**Given task:** Your task is to repeat the listing exactly.

[Entries with figure data]
═══
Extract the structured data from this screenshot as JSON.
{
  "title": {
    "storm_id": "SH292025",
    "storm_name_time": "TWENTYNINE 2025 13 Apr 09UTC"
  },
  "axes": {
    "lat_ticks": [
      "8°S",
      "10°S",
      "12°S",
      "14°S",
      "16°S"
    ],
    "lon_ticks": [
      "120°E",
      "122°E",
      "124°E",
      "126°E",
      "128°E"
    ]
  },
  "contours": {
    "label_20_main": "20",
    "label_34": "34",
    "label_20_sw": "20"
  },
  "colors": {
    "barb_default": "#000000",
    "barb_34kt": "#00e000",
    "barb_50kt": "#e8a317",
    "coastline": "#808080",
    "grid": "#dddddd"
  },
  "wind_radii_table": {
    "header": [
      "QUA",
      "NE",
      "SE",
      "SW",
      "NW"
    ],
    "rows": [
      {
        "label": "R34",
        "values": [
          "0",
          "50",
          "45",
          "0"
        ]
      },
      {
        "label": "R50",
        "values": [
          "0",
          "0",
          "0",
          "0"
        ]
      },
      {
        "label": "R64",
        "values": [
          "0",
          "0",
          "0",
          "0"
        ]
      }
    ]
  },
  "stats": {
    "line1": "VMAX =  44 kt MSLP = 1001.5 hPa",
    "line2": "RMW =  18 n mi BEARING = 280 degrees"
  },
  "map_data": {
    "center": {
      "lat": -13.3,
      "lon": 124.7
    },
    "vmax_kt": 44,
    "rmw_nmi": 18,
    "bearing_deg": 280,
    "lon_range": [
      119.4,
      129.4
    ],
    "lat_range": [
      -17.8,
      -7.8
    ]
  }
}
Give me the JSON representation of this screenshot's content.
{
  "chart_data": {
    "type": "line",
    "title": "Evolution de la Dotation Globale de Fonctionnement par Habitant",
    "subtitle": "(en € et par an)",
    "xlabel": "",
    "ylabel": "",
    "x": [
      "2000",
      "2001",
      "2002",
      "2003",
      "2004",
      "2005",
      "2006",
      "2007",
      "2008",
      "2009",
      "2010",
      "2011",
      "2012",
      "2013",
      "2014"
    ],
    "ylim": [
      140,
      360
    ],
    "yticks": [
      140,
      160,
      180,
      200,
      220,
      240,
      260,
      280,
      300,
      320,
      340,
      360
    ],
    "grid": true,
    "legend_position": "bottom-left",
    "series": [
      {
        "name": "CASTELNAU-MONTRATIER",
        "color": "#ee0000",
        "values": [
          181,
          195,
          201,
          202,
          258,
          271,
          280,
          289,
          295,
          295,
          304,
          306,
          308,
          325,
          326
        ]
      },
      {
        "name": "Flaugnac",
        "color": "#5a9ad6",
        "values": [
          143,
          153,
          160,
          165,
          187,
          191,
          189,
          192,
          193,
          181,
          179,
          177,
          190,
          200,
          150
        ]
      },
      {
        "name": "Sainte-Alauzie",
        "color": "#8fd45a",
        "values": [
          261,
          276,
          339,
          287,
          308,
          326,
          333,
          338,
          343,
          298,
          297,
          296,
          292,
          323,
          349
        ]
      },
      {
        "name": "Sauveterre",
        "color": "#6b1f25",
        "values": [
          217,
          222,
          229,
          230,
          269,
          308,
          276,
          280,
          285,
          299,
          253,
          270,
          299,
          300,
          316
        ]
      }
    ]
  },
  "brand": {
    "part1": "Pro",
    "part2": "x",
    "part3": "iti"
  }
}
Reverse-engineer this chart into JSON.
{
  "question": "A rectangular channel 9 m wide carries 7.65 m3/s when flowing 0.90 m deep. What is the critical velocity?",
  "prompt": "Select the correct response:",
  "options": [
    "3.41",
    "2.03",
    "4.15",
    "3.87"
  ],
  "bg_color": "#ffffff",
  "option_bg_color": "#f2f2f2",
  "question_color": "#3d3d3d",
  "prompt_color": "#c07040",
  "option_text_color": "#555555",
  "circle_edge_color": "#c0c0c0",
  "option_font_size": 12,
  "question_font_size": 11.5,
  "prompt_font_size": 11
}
═══
**Task answer:**
Extract the structured data from this screenshot as JSON.
{
  "title": {
    "storm_id": "SH292025",
    "storm_name_time": "TWENTYNINE 2025 13 Apr 09UTC"
  },
  "axes": {
    "lat_ticks": [
      "8°S",
      "10°S",
      "12°S",
      "14°S",
      "16°S"
    ],
    "lon_ticks": [
      "120°E",
      "122°E",
      "124°E",
      "126°E",
      "128°E"
    ]
  },
  "contours": {
    "label_20_main": "20",
    "label_34": "34",
    "label_20_sw": "20"
  },
  "colors": {
    "barb_default": "#000000",
    "barb_34kt": "#00e000",
    "barb_50kt": "#e8a317",
    "coastline": "#808080",
    "grid": "#dddddd"
  },
  "wind_radii_table": {
    "header": [
      "QUA",
      "NE",
      "SE",
      "SW",
      "NW"
    ],
    "rows": [
      {
        "label": "R34",
        "values": [
          "0",
          "50",
          "45",
          "0"
        ]
      },
      {
        "label": "R50",
        "values": [
          "0",
          "0",
          "0",
          "0"
        ]
      },
      {
        "label": "R64",
        "values": [
          "0",
          "0",
          "0",
          "0"
        ]
      }
    ]
  },
  "stats": {
    "line1": "VMAX =  44 kt MSLP = 1001.5 hPa",
    "line2": "RMW =  18 n mi BEARING = 280 degrees"
  },
  "map_data": {
    "center": {
      "lat": -13.3,
      "lon": 124.7
    },
    "vmax_kt": 44,
    "rmw_nmi": 18,
    "bearing_deg": 280,
    "lon_range": [
      119.4,
      129.4
    ],
    "lat_range": [
      -17.8,
      -7.8
    ]
  }
}
Give me the JSON representation of this screenshot's content.
{
  "chart_data": {
    "type": "line",
    "title": "Evolution de la Dotation Globale de Fonctionnement par Habitant",
    "subtitle": "(en € et par an)",
    "xlabel": "",
    "ylabel": "",
    "x": [
      "2000",
      "2001",
      "2002",
      "2003",
      "2004",
      "2005",
      "2006",
      "2007",
      "2008",
      "2009",
      "2010",
      "2011",
      "2012",
      "2013",
      "2014"
    ],
    "ylim": [
      140,
      360
    ],
    "yticks": [
      140,
      160,
      180,
      200,
      220,
      240,
      260,
      280,
      300,
      320,
      340,
      360
    ],
    "grid": true,
    "legend_position": "bottom-left",
    "series": [
      {
        "name": "CASTELNAU-MONTRATIER",
        "color": "#ee0000",
        "values": [
          181,
          195,
          201,
          202,
          258,
          271,
          280,
          289,
          295,
          295,
          304,
          306,
          308,
          325,
          326
        ]
      },
      {
        "name": "Flaugnac",
        "color": "#5a9ad6",
        "values": [
          143,
          153,
          160,
          165,
          187,
          191,
          189,
          192,
          193,
          181,
          179,
          177,
          190,
          200,
          150
        ]
      },
      {
        "name": "Sainte-Alauzie",
        "color": "#8fd45a",
        "values": [
          261,
          276,
          339,
          287,
          308,
          326,
          333,
          338,
          343,
          298,
          297,
          296,
          292,
          323,
          349
        ]
      },
      {
        "name": "Sauveterre",
        "color": "#6b1f25",
        "values": [
          217,
          222,
          229,
          230,
          269,
          308,
          276,
          280,
          285,
          299,
          253,
          270,
          299,
          300,
          316
        ]
      }
    ]
  },
  "brand": {
    "part1": "Pro",
    "part2": "x",
    "part3": "iti"
  }
}
Reverse-engineer this chart into JSON.
{
  "question": "A rectangular channel 9 m wide carries 7.65 m3/s when flowing 0.90 m deep. What is the critical velocity?",
  "prompt": "Select the correct response:",
  "options": [
    "3.41",
    "2.03",
    "4.15",
    "3.87"
  ],
  "bg_color": "#ffffff",
  "option_bg_color": "#f2f2f2",
  "question_color": "#3d3d3d",
  "prompt_color": "#c07040",
  "option_text_color": "#555555",
  "circle_edge_color": "#c0c0c0",
  "option_font_size": 12,
  "question_font_size": 11.5,
  "prompt_font_size": 11
}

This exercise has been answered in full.